Goal =
State how many lines hold the word "title", with no other words.
Begin Records
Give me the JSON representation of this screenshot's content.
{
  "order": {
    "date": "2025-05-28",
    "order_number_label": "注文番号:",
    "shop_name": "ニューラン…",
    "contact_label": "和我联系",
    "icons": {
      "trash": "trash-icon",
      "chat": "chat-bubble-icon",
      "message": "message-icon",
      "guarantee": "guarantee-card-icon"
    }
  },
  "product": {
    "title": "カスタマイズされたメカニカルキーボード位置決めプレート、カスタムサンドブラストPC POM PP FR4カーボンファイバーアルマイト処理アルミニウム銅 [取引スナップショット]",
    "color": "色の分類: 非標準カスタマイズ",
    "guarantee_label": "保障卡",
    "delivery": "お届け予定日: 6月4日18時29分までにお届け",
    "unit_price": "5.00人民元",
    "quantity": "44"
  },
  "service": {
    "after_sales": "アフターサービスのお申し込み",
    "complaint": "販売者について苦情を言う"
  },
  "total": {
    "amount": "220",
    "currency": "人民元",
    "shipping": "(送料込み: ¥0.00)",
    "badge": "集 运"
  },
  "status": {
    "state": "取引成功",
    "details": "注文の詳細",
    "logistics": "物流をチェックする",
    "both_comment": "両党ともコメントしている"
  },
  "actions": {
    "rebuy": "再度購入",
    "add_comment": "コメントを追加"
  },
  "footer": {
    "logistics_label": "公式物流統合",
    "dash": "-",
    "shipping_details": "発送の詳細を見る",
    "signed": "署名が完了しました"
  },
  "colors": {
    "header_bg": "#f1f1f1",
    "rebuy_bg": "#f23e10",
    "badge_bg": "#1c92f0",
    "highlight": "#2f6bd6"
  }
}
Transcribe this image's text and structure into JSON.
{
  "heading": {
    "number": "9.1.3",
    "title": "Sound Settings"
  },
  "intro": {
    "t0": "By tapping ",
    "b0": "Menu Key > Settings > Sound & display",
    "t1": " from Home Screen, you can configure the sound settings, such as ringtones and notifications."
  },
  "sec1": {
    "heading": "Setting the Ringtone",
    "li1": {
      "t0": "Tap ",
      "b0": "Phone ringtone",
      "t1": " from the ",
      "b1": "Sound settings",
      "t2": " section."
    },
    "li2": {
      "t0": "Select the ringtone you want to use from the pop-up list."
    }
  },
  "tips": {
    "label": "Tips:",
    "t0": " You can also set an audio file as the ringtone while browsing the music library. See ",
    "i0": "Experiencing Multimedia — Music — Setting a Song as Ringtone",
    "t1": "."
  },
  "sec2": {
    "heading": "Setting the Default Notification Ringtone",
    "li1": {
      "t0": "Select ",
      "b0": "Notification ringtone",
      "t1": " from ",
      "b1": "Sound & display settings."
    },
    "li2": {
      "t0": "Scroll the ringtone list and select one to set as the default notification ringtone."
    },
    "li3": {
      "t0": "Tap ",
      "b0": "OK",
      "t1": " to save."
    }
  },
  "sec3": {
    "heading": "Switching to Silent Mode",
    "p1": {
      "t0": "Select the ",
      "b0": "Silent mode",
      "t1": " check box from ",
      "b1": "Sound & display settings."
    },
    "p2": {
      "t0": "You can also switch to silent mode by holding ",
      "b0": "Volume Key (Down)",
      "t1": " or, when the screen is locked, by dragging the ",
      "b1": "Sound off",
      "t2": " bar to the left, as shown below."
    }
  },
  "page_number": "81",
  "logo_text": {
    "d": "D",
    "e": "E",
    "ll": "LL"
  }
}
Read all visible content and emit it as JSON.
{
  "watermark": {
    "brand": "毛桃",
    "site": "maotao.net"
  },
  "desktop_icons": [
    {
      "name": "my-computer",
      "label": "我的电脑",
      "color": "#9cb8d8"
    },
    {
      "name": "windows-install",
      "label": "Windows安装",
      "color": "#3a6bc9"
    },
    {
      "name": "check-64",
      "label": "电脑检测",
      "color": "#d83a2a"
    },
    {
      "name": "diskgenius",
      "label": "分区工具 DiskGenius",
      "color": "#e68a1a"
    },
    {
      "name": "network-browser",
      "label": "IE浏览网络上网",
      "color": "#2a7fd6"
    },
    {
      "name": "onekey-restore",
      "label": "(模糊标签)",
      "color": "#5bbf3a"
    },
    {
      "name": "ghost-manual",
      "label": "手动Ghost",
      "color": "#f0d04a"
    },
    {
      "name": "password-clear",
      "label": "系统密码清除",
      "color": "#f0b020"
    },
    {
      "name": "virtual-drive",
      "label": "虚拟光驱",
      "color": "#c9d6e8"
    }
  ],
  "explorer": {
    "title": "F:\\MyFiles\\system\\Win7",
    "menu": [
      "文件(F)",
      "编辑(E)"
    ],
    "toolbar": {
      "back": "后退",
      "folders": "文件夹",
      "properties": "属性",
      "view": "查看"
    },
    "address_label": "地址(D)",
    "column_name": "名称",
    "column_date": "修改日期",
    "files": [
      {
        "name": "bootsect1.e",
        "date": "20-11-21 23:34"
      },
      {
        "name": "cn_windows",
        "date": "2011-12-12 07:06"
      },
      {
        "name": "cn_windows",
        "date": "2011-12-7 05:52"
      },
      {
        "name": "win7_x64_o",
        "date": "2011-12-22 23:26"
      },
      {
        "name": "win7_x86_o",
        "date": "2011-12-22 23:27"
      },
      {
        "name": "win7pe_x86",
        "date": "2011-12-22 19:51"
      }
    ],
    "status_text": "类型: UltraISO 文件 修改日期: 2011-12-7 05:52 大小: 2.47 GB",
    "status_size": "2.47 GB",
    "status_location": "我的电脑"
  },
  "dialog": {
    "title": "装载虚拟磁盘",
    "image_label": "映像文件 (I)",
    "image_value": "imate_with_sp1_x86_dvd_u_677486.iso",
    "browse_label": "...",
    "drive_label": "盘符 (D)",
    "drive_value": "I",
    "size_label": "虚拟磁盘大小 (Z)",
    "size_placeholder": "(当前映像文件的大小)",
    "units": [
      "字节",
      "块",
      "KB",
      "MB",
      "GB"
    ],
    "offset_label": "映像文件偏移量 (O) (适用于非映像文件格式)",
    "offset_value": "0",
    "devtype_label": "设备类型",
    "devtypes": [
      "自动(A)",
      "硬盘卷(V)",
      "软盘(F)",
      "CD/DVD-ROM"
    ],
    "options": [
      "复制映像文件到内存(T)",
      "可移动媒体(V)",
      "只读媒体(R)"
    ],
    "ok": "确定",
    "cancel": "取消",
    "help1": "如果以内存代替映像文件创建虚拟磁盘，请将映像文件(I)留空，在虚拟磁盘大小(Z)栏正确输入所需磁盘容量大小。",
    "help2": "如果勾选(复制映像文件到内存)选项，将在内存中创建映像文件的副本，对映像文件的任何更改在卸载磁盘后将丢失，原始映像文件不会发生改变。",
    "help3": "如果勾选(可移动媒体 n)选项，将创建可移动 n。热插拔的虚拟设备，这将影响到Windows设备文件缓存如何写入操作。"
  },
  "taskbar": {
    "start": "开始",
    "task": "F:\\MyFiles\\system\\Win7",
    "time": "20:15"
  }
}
End Records
Expected answer =
4